* TASK TO COMPLETE: Locate every line below that contains the word "name" and copy it.

* DATA SUPPLIED:
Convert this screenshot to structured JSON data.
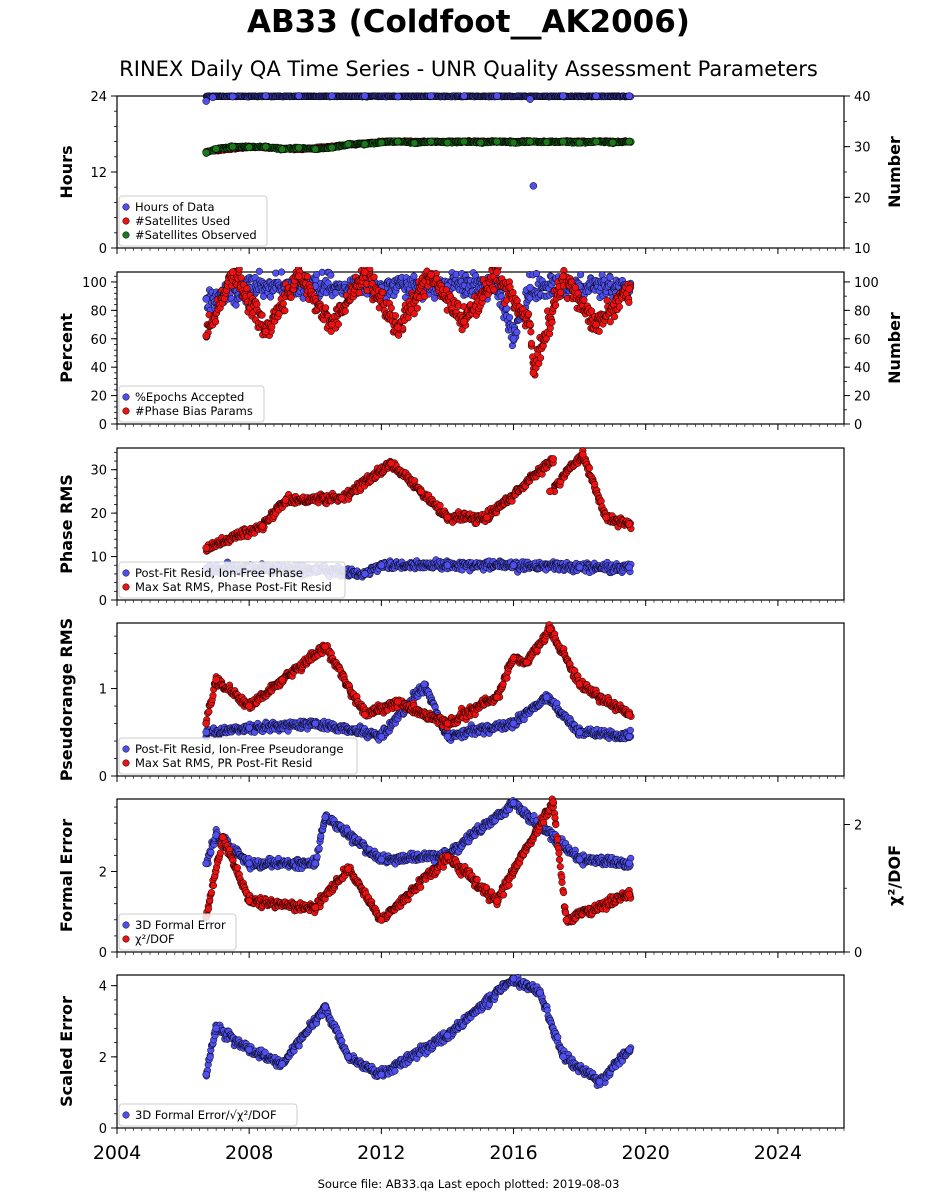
{
  "figure": {
    "title": "AB33 (Coldfoot__AK2006)",
    "subtitle": "RINEX Daily QA Time Series - UNR Quality Assessment Parameters",
    "footer": "Source file: AB33.qa Last epoch plotted: 2019-08-03"
  },
  "colors": {
    "blue": "#5050f0",
    "red": "#ee1111",
    "green": "#1a7a1a",
    "marker_edge": "#000000",
    "axis": "#000000"
  },
  "chart_data": [
    {
      "type": "scatter",
      "panel": "hours",
      "ylabel": "Hours",
      "ylabel_right": "Number",
      "xlim": [
        2004,
        2026
      ],
      "ylim": [
        0,
        24
      ],
      "ylim_right": [
        10,
        40
      ],
      "yticks": [
        0,
        12,
        24
      ],
      "yticks_right": [
        10,
        20,
        30,
        40
      ],
      "legend": "lower-left",
      "series": [
        {
          "name": "Hours of Data",
          "color": "blue",
          "axis": "left",
          "x": [
            2006.7,
            2006.9,
            2007.5,
            2008.5,
            2009.5,
            2010.5,
            2011.5,
            2012.5,
            2013.5,
            2014.5,
            2015.5,
            2016.5,
            2016.6,
            2017.5,
            2018.5,
            2019.5
          ],
          "y": [
            23.2,
            23.8,
            23.9,
            24,
            24,
            24,
            24,
            23.9,
            24,
            24,
            24,
            23.5,
            9.8,
            24,
            24,
            24
          ]
        },
        {
          "name": "#Satellites Used",
          "color": "red",
          "axis": "right",
          "x": [
            2006.7,
            2008,
            2009.5,
            2010.5,
            2012,
            2014,
            2016,
            2018,
            2019.5
          ],
          "y": [
            29,
            30,
            29.5,
            30,
            31,
            31,
            31,
            31,
            31
          ]
        },
        {
          "name": "#Satellites Observed",
          "color": "green",
          "axis": "right",
          "x": [
            2006.7,
            2007,
            2007.5,
            2008,
            2008.5,
            2009,
            2009.5,
            2010,
            2010.5,
            2011,
            2011.5,
            2012,
            2012.5,
            2013,
            2013.5,
            2014,
            2014.5,
            2015,
            2015.5,
            2016,
            2016.5,
            2017,
            2017.5,
            2018,
            2018.5,
            2019,
            2019.5
          ],
          "y": [
            28.8,
            29.6,
            30,
            29.9,
            30,
            29.5,
            29.8,
            29.5,
            29.8,
            30.5,
            30.5,
            30.8,
            31,
            30.7,
            31,
            30.8,
            31,
            30.8,
            31,
            30.8,
            31,
            30.9,
            31,
            30.8,
            31,
            30.8,
            31
          ]
        }
      ]
    },
    {
      "type": "scatter",
      "panel": "percent",
      "ylabel": "Percent",
      "ylabel_right": "Number",
      "xlim": [
        2004,
        2026
      ],
      "ylim": [
        0,
        107
      ],
      "ylim_right": [
        0,
        107
      ],
      "yticks": [
        0,
        20,
        40,
        60,
        80,
        100
      ],
      "yticks_right": [
        0,
        20,
        40,
        60,
        80,
        100
      ],
      "legend": "lower-left",
      "series": [
        {
          "name": "%Epochs Accepted",
          "color": "blue",
          "axis": "left",
          "x": [
            2006.7,
            2008,
            2010,
            2012,
            2014,
            2015.5,
            2016,
            2016.5,
            2018,
            2019.5
          ],
          "y": [
            88,
            96,
            97,
            96,
            97,
            97,
            60,
            96,
            97,
            96
          ]
        },
        {
          "name": "#Phase Bias Params",
          "color": "red",
          "axis": "right",
          "x": [
            2006.7,
            2007.5,
            2008.5,
            2009.5,
            2010.5,
            2011.5,
            2012.5,
            2013.5,
            2014.5,
            2015.5,
            2016.5,
            2016.6,
            2017.5,
            2018.5,
            2019.5
          ],
          "y": [
            62,
            107,
            65,
            104,
            70,
            107,
            68,
            105,
            72,
            107,
            70,
            36,
            104,
            70,
            95
          ]
        }
      ]
    },
    {
      "type": "scatter",
      "panel": "phase_rms",
      "ylabel": "Phase RMS",
      "xlim": [
        2004,
        2026
      ],
      "ylim": [
        0,
        35
      ],
      "yticks": [
        0,
        10,
        20,
        30
      ],
      "legend": "lower-left",
      "series": [
        {
          "name": "Post-Fit Resid, Ion-Free Phase",
          "color": "blue",
          "x": [
            2006.7,
            2008,
            2010,
            2011.5,
            2012,
            2014,
            2016,
            2018,
            2019.5
          ],
          "y": [
            7,
            7.5,
            7,
            6,
            8,
            8,
            8,
            7.5,
            7.5
          ]
        },
        {
          "name": "Max Sat RMS, Phase Post-Fit Resid",
          "color": "red",
          "x": [
            2006.7,
            2008.4,
            2009.1,
            2010.8,
            2012.3,
            2013.2,
            2014,
            2015.2,
            2017.2,
            2017.1,
            2018.1,
            2018.8,
            2019.5
          ],
          "y": [
            12,
            17,
            23,
            23.5,
            31.5,
            25,
            19,
            19,
            32.5,
            25,
            33.5,
            19,
            17.5
          ]
        }
      ]
    },
    {
      "type": "scatter",
      "panel": "pseudorange_rms",
      "ylabel": "Pseudorange RMS",
      "xlim": [
        2004,
        2026
      ],
      "ylim": [
        0,
        1.75
      ],
      "yticks": [
        0,
        1
      ],
      "legend": "lower-left",
      "series": [
        {
          "name": "Post-Fit Resid, Ion-Free Pseudorange",
          "color": "blue",
          "x": [
            2006.7,
            2008,
            2010,
            2012,
            2013.3,
            2014,
            2016,
            2017,
            2018,
            2019.5
          ],
          "y": [
            0.5,
            0.55,
            0.6,
            0.45,
            1.05,
            0.45,
            0.6,
            0.9,
            0.5,
            0.45
          ]
        },
        {
          "name": "Max Sat RMS, PR Post-Fit Resid",
          "color": "red",
          "x": [
            2006.7,
            2007,
            2008,
            2009,
            2010.3,
            2011.5,
            2012.5,
            2014,
            2015.5,
            2016,
            2016.4,
            2017.1,
            2018,
            2019.5
          ],
          "y": [
            0.6,
            1.1,
            0.8,
            1.1,
            1.48,
            0.7,
            0.85,
            0.6,
            0.9,
            1.35,
            1.3,
            1.68,
            1.05,
            0.7
          ]
        }
      ]
    },
    {
      "type": "scatter",
      "panel": "formal_error",
      "ylabel": "Formal Error",
      "ylabel_right": "χ²/DOF",
      "xlim": [
        2004,
        2026
      ],
      "ylim": [
        0,
        3.8
      ],
      "ylim_right": [
        0,
        2.4
      ],
      "yticks": [
        0,
        2
      ],
      "yticks_right": [
        0,
        2
      ],
      "legend": "lower-left",
      "series": [
        {
          "name": "3D Formal Error",
          "color": "blue",
          "axis": "left",
          "x": [
            2006.7,
            2007,
            2008,
            2010,
            2010.3,
            2012,
            2014,
            2016,
            2018,
            2019.5
          ],
          "y": [
            2.2,
            2.9,
            2.2,
            2.2,
            3.35,
            2.3,
            2.4,
            3.7,
            2.3,
            2.2
          ]
        },
        {
          "name": "χ²/DOF",
          "color": "red",
          "axis": "right",
          "x": [
            2006.7,
            2007.2,
            2008,
            2010,
            2011,
            2012,
            2014,
            2015.5,
            2017.2,
            2017.6,
            2019.5
          ],
          "y": [
            0.55,
            1.8,
            0.8,
            0.7,
            1.3,
            0.5,
            1.5,
            0.8,
            2.35,
            0.5,
            0.9
          ]
        }
      ]
    },
    {
      "type": "scatter",
      "panel": "scaled_error",
      "ylabel": "Scaled Error",
      "xlim": [
        2004,
        2026
      ],
      "ylim": [
        0,
        4.3
      ],
      "yticks": [
        0,
        2,
        4
      ],
      "legend": "lower-left",
      "series": [
        {
          "name": "3D Formal Error/√χ²/DOF",
          "color": "blue",
          "x": [
            2006.7,
            2007,
            2008,
            2009,
            2010.3,
            2011,
            2012,
            2014,
            2016,
            2016.8,
            2017.5,
            2018.6,
            2019.5
          ],
          "y": [
            1.5,
            2.8,
            2.2,
            1.8,
            3.4,
            2.0,
            1.5,
            2.6,
            4.2,
            3.8,
            2.0,
            1.3,
            2.2
          ]
        }
      ]
    }
  ],
  "x_axis": {
    "ticks": [
      2004,
      2008,
      2012,
      2016,
      2020,
      2024
    ],
    "tick_labels": [
      "2004",
      "2008",
      "2012",
      "2016",
      "2020",
      "2024"
    ]
  }
}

* CORRECT RESULT:
          "name": "Hours of Data",
          "name": "#Satellites Used",
          "name": "#Satellites Observed",
          "name": "%Epochs Accepted",
          "name": "#Phase Bias Params",
          "name": "Post-Fit Resid, Ion-Free Phase",
          "name": "Max Sat RMS, Phase Post-Fit Resid",
          "name": "Post-Fit Resid, Ion-Free Pseudorange",
          "name": "Max Sat RMS, PR Post-Fit Resid",
          "name": "3D Formal Error",
          "name": "χ²/DOF",
          "name": "3D Formal Error/√χ²/DOF",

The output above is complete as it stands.